**Dataset items**
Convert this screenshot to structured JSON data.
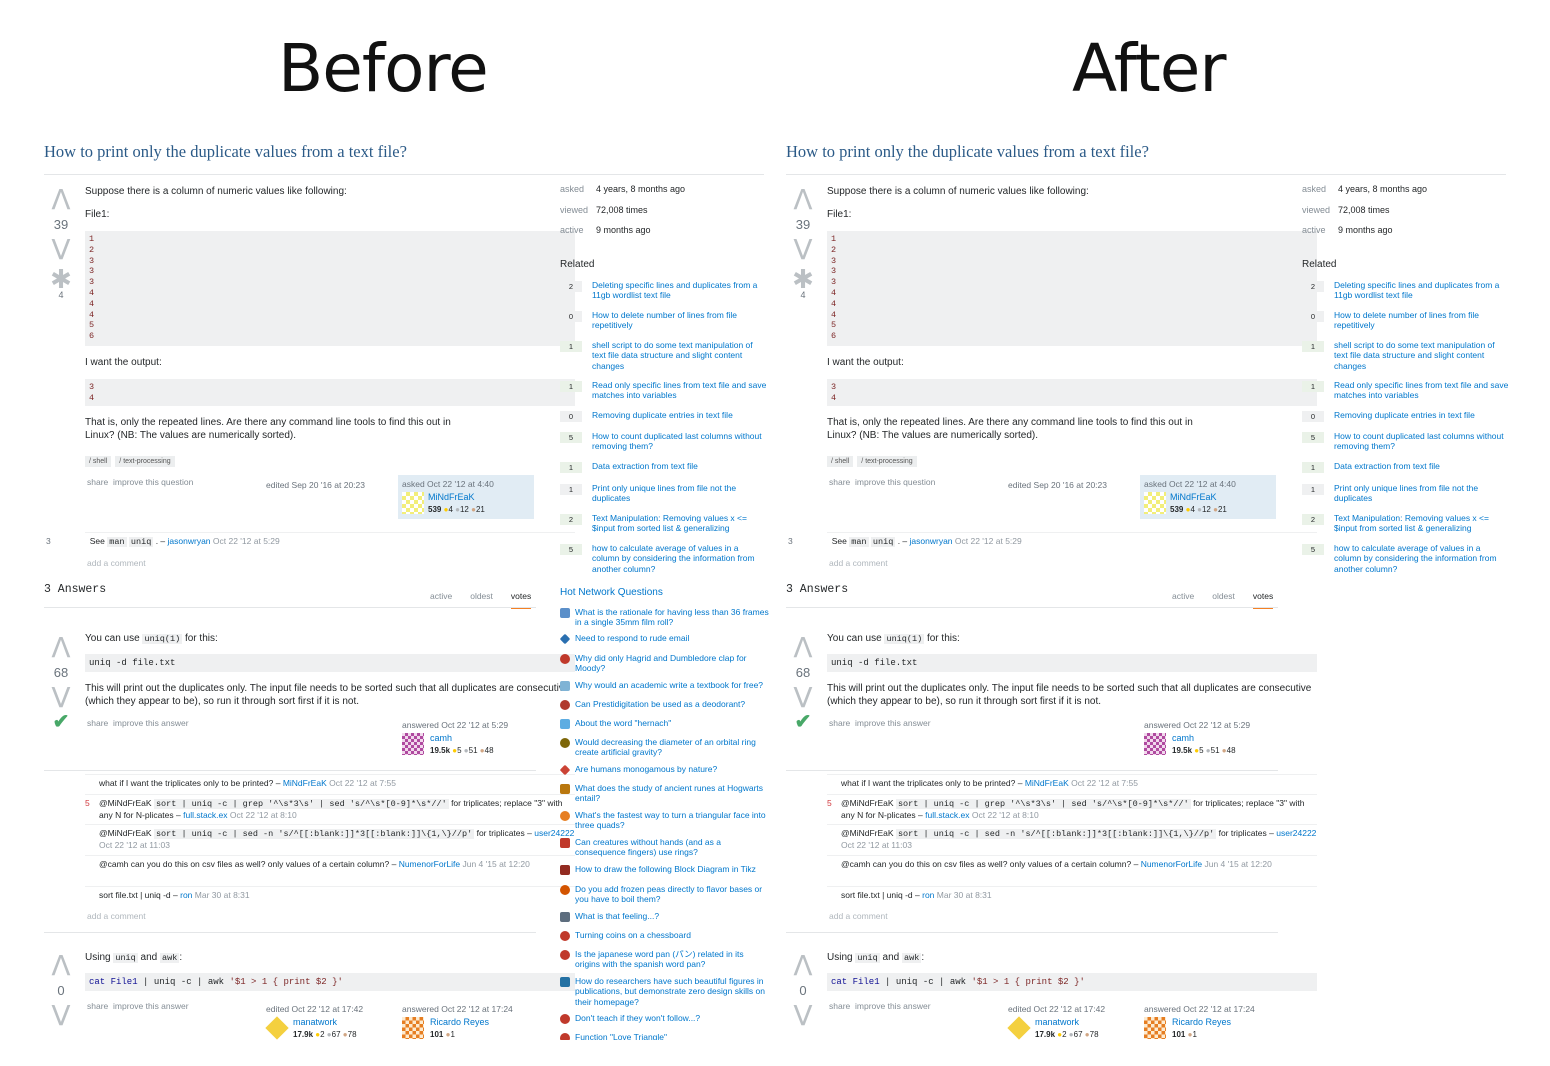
{
  "labels": {
    "before": "Before",
    "after": "After"
  },
  "question": {
    "title": "How to print only the duplicate values from a text file?",
    "votes": "39",
    "favorites": "4",
    "intro": "Suppose there is a column of numeric values like following:",
    "file_label": "File1:",
    "file_lines": [
      "1",
      "2",
      "3",
      "3",
      "3",
      "4",
      "4",
      "4",
      "5",
      "6"
    ],
    "want_output": "I want the output:",
    "output_lines": [
      "3",
      "4"
    ],
    "explanation": "That is, only the repeated lines. Are there any command line tools to find this out in Linux? (NB: The values are numerically sorted).",
    "tags": [
      "shell",
      "text-processing"
    ],
    "share": "share",
    "improve": "improve this question",
    "edited": "edited Sep 20 '16 at 20:23",
    "asked_time": "asked Oct 22 '12 at 4:40",
    "user": "MiNdFrEaK",
    "rep": "539",
    "gold": "4",
    "silver": "12",
    "bronze": "21",
    "comment": {
      "score": "3",
      "pre": "See",
      "code1": "man",
      "code2": "uniq",
      "dot": ". –",
      "user": "jasonwryan",
      "time": "Oct 22 '12 at 5:29"
    },
    "add_comment": "add a comment"
  },
  "answers_header": "3 Answers",
  "tabs": [
    "active",
    "oldest",
    "votes"
  ],
  "answer1": {
    "votes": "68",
    "pre": "You can use",
    "code": "uniq(1)",
    "post": "for this:",
    "cmd": "uniq -d file.txt",
    "body": "This will print out the duplicates only. The input file needs to be sorted such that all duplicates are consecutive (which they appear to be), so run it through sort first if it is not.",
    "share": "share",
    "improve": "improve this answer",
    "answered": "answered Oct 22 '12 at 5:29",
    "user": "camh",
    "rep": "19.5k",
    "gold": "5",
    "silver": "51",
    "bronze": "48",
    "comments": [
      {
        "score": "",
        "text": "what if I want the triplicates only to be printed? –",
        "user": "MiNdFrEaK",
        "time": "Oct 22 '12 at 7:55"
      },
      {
        "score": "5",
        "pre": "@MiNdFrEaK",
        "code": "sort | uniq -c | grep '^\\s*3\\s' | sed 's/^\\s*[0-9]*\\s*//'",
        "post": "for triplicates; replace \"3\" with any N for N-plicates –",
        "user": "full.stack.ex",
        "time": "Oct 22 '12 at 8:10"
      },
      {
        "score": "",
        "pre": "@MiNdFrEaK",
        "code": "sort | uniq -c | sed -n 's/^[[:blank:]]*3[[:blank:]]\\{1,\\}//p'",
        "post": "for triplicates –",
        "user": "user24222",
        "time": "Oct 22 '12 at 11:03"
      },
      {
        "score": "",
        "text": "@camh can you do this on csv files as well? only values of a certain column? –",
        "user": "NumenorForLife",
        "time": "Jun 4 '15 at 12:20"
      },
      {
        "score": "",
        "text": "sort file.txt | uniq -d –",
        "user": "ron",
        "time": "Mar 30 at 8:31"
      }
    ],
    "add_comment": "add a comment"
  },
  "answer2": {
    "votes": "0",
    "pre": "Using",
    "code1": "uniq",
    "mid": "and",
    "code2": "awk",
    "post": ":",
    "cmd_kw": "cat",
    "cmd_file": "File1",
    "cmd_rest": " | uniq -c | awk ",
    "cmd_str": "'$1 > 1 { print $2 }'",
    "share": "share",
    "improve": "improve this answer",
    "edited": "edited Oct 22 '12 at 17:42",
    "editor": "manatwork",
    "editor_rep": "17.9k",
    "editor_gold": "2",
    "editor_silver": "67",
    "editor_bronze": "78",
    "answered": "answered Oct 22 '12 at 17:24",
    "user": "Ricardo Reyes",
    "rep": "101",
    "bronze": "1"
  },
  "stats": [
    {
      "k": "asked",
      "v": "4 years, 8 months ago"
    },
    {
      "k": "viewed",
      "v": "72,008 times"
    },
    {
      "k": "active",
      "v": "9 months ago"
    }
  ],
  "related_header": "Related",
  "related": [
    {
      "n": "2",
      "t": "Deleting specific lines and duplicates from a 11gb wordlist text file"
    },
    {
      "n": "0",
      "t": "How to delete number of lines from file repetitively"
    },
    {
      "n": "1",
      "t": "shell script to do some text manipulation of text file data structure and slight content changes"
    },
    {
      "n": "1",
      "t": "Read only specific lines from text file and save matches into variables"
    },
    {
      "n": "0",
      "t": "Removing duplicate entries in text file"
    },
    {
      "n": "5",
      "t": "How to count duplicated last columns without removing them?"
    },
    {
      "n": "1",
      "t": "Data extraction from text file"
    },
    {
      "n": "1",
      "t": "Print only unique lines from file not the duplicates"
    },
    {
      "n": "2",
      "t": "Text Manipulation: Removing values x <= $input from sorted list & generalizing"
    },
    {
      "n": "5",
      "t": "how to calculate average of values in a column by considering the information from another column?"
    }
  ],
  "hnq_header": "Hot Network Questions",
  "hnq": [
    {
      "t": "What is the rationale for having less than 36 frames in a single 35mm film roll?",
      "c": "#5b8fc9"
    },
    {
      "t": "Need to respond to rude email",
      "c": "#2a6fb0"
    },
    {
      "t": "Why did only Hagrid and Dumbledore clap for Moody?",
      "c": "#c0392b"
    },
    {
      "t": "Why would an academic write a textbook for free?",
      "c": "#7fb3d5"
    },
    {
      "t": "Can Prestidigitation be used as a deodorant?",
      "c": "#b03a2e"
    },
    {
      "t": "About the word \"hernach\"",
      "c": "#5dade2"
    },
    {
      "t": "Would decreasing the diameter of an orbital ring create artificial gravity?",
      "c": "#7d6608"
    },
    {
      "t": "Are humans monogamous by nature?",
      "c": "#cb4335"
    },
    {
      "t": "What does the study of ancient runes at Hogwarts entail?",
      "c": "#b9770e"
    },
    {
      "t": "What's the fastest way to turn a triangular face into three quads?",
      "c": "#e67e22"
    },
    {
      "t": "Can creatures without hands (and as a consequence fingers) use rings?",
      "c": "#c0392b"
    },
    {
      "t": "How to draw the following Block Diagram in Tikz",
      "c": "#922b21"
    },
    {
      "t": "Do you add frozen peas directly to flavor bases or you have to boil them?",
      "c": "#d35400"
    },
    {
      "t": "What is that feeling...?",
      "c": "#5d6d7e"
    },
    {
      "t": "Turning coins on a chessboard",
      "c": "#c0392b"
    },
    {
      "t": "Is the japanese word pan (パン) related in its origins with the spanish word pan?",
      "c": "#c0392b"
    },
    {
      "t": "How do researchers have such beautiful figures in publications, but demonstrate zero design skills on their homepage?",
      "c": "#2471a3"
    },
    {
      "t": "Don't teach if they won't follow...?",
      "c": "#c0392b"
    },
    {
      "t": "Function \"Love Triangle\"",
      "c": "#c0392b"
    }
  ],
  "colors": {
    "link": "#0077cc",
    "title": "#2b5a87",
    "accepted": "#48a868",
    "tab_accent": "#f48024"
  }
}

**SET EXERCISE**
Omit the images and transcribe all of the records above word for word.

**TASK ANSWER**
Convert this screenshot to structured JSON data.
{
  "labels": {
    "before": "Before",
    "after": "After"
  },
  "question": {
    "title": "How to print only the duplicate values from a text file?",
    "votes": "39",
    "favorites": "4",
    "intro": "Suppose there is a column of numeric values like following:",
    "file_label": "File1:",
    "file_lines": [
      "1",
      "2",
      "3",
      "3",
      "3",
      "4",
      "4",
      "4",
      "5",
      "6"
    ],
    "want_output": "I want the output:",
    "output_lines": [
      "3",
      "4"
    ],
    "explanation": "That is, only the repeated lines. Are there any command line tools to find this out in Linux? (NB: The values are numerically sorted).",
    "tags": [
      "shell",
      "text-processing"
    ],
    "share": "share",
    "improve": "improve this question",
    "edited": "edited Sep 20 '16 at 20:23",
    "asked_time": "asked Oct 22 '12 at 4:40",
    "user": "MiNdFrEaK",
    "rep": "539",
    "gold": "4",
    "silver": "12",
    "bronze": "21",
    "comment": {
      "score": "3",
      "pre": "See",
      "code1": "man",
      "code2": "uniq",
      "dot": ". –",
      "user": "jasonwryan",
      "time": "Oct 22 '12 at 5:29"
    },
    "add_comment": "add a comment"
  },
  "answers_header": "3 Answers",
  "tabs": [
    "active",
    "oldest",
    "votes"
  ],
  "answer1": {
    "votes": "68",
    "pre": "You can use",
    "code": "uniq(1)",
    "post": "for this:",
    "cmd": "uniq -d file.txt",
    "body": "This will print out the duplicates only. The input file needs to be sorted such that all duplicates are consecutive (which they appear to be), so run it through sort first if it is not.",
    "share": "share",
    "improve": "improve this answer",
    "answered": "answered Oct 22 '12 at 5:29",
    "user": "camh",
    "rep": "19.5k",
    "gold": "5",
    "silver": "51",
    "bronze": "48",
    "comments": [
      {
        "score": "",
        "text": "what if I want the triplicates only to be printed? –",
        "user": "MiNdFrEaK",
        "time": "Oct 22 '12 at 7:55"
      },
      {
        "score": "5",
        "pre": "@MiNdFrEaK",
        "code": "sort | uniq -c | grep '^\\s*3\\s' | sed 's/^\\s*[0-9]*\\s*//'",
        "post": "for triplicates; replace \"3\" with any N for N-plicates –",
        "user": "full.stack.ex",
        "time": "Oct 22 '12 at 8:10"
      },
      {
        "score": "",
        "pre": "@MiNdFrEaK",
        "code": "sort | uniq -c | sed -n 's/^[[:blank:]]*3[[:blank:]]\\{1,\\}//p'",
        "post": "for triplicates –",
        "user": "user24222",
        "time": "Oct 22 '12 at 11:03"
      },
      {
        "score": "",
        "text": "@camh can you do this on csv files as well? only values of a certain column? –",
        "user": "NumenorForLife",
        "time": "Jun 4 '15 at 12:20"
      },
      {
        "score": "",
        "text": "sort file.txt | uniq -d –",
        "user": "ron",
        "time": "Mar 30 at 8:31"
      }
    ],
    "add_comment": "add a comment"
  },
  "answer2": {
    "votes": "0",
    "pre": "Using",
    "code1": "uniq",
    "mid": "and",
    "code2": "awk",
    "post": ":",
    "cmd_kw": "cat",
    "cmd_file": "File1",
    "cmd_rest": " | uniq -c | awk ",
    "cmd_str": "'$1 > 1 { print $2 }'",
    "share": "share",
    "improve": "improve this answer",
    "edited": "edited Oct 22 '12 at 17:42",
    "editor": "manatwork",
    "editor_rep": "17.9k",
    "editor_gold": "2",
    "editor_silver": "67",
    "editor_bronze": "78",
    "answered": "answered Oct 22 '12 at 17:24",
    "user": "Ricardo Reyes",
    "rep": "101",
    "bronze": "1"
  },
  "stats": [
    {
      "k": "asked",
      "v": "4 years, 8 months ago"
    },
    {
      "k": "viewed",
      "v": "72,008 times"
    },
    {
      "k": "active",
      "v": "9 months ago"
    }
  ],
  "related_header": "Related",
  "related": [
    {
      "n": "2",
      "t": "Deleting specific lines and duplicates from a 11gb wordlist text file"
    },
    {
      "n": "0",
      "t": "How to delete number of lines from file repetitively"
    },
    {
      "n": "1",
      "t": "shell script to do some text manipulation of text file data structure and slight content changes"
    },
    {
      "n": "1",
      "t": "Read only specific lines from text file and save matches into variables"
    },
    {
      "n": "0",
      "t": "Removing duplicate entries in text file"
    },
    {
      "n": "5",
      "t": "How to count duplicated last columns without removing them?"
    },
    {
      "n": "1",
      "t": "Data extraction from text file"
    },
    {
      "n": "1",
      "t": "Print only unique lines from file not the duplicates"
    },
    {
      "n": "2",
      "t": "Text Manipulation: Removing values x <= $input from sorted list & generalizing"
    },
    {
      "n": "5",
      "t": "how to calculate average of values in a column by considering the information from another column?"
    }
  ],
  "hnq_header": "Hot Network Questions",
  "hnq": [
    {
      "t": "What is the rationale for having less than 36 frames in a single 35mm film roll?",
      "c": "#5b8fc9"
    },
    {
      "t": "Need to respond to rude email",
      "c": "#2a6fb0"
    },
    {
      "t": "Why did only Hagrid and Dumbledore clap for Moody?",
      "c": "#c0392b"
    },
    {
      "t": "Why would an academic write a textbook for free?",
      "c": "#7fb3d5"
    },
    {
      "t": "Can Prestidigitation be used as a deodorant?",
      "c": "#b03a2e"
    },
    {
      "t": "About the word \"hernach\"",
      "c": "#5dade2"
    },
    {
      "t": "Would decreasing the diameter of an orbital ring create artificial gravity?",
      "c": "#7d6608"
    },
    {
      "t": "Are humans monogamous by nature?",
      "c": "#cb4335"
    },
    {
      "t": "What does the study of ancient runes at Hogwarts entail?",
      "c": "#b9770e"
    },
    {
      "t": "What's the fastest way to turn a triangular face into three quads?",
      "c": "#e67e22"
    },
    {
      "t": "Can creatures without hands (and as a consequence fingers) use rings?",
      "c": "#c0392b"
    },
    {
      "t": "How to draw the following Block Diagram in Tikz",
      "c": "#922b21"
    },
    {
      "t": "Do you add frozen peas directly to flavor bases or you have to boil them?",
      "c": "#d35400"
    },
    {
      "t": "What is that feeling...?",
      "c": "#5d6d7e"
    },
    {
      "t": "Turning coins on a chessboard",
      "c": "#c0392b"
    },
    {
      "t": "Is the japanese word pan (パン) related in its origins with the spanish word pan?",
      "c": "#c0392b"
    },
    {
      "t": "How do researchers have such beautiful figures in publications, but demonstrate zero design skills on their homepage?",
      "c": "#2471a3"
    },
    {
      "t": "Don't teach if they won't follow...?",
      "c": "#c0392b"
    },
    {
      "t": "Function \"Love Triangle\"",
      "c": "#c0392b"
    }
  ],
  "colors": {
    "link": "#0077cc",
    "title": "#2b5a87",
    "accepted": "#48a868",
    "tab_accent": "#f48024"
  }
}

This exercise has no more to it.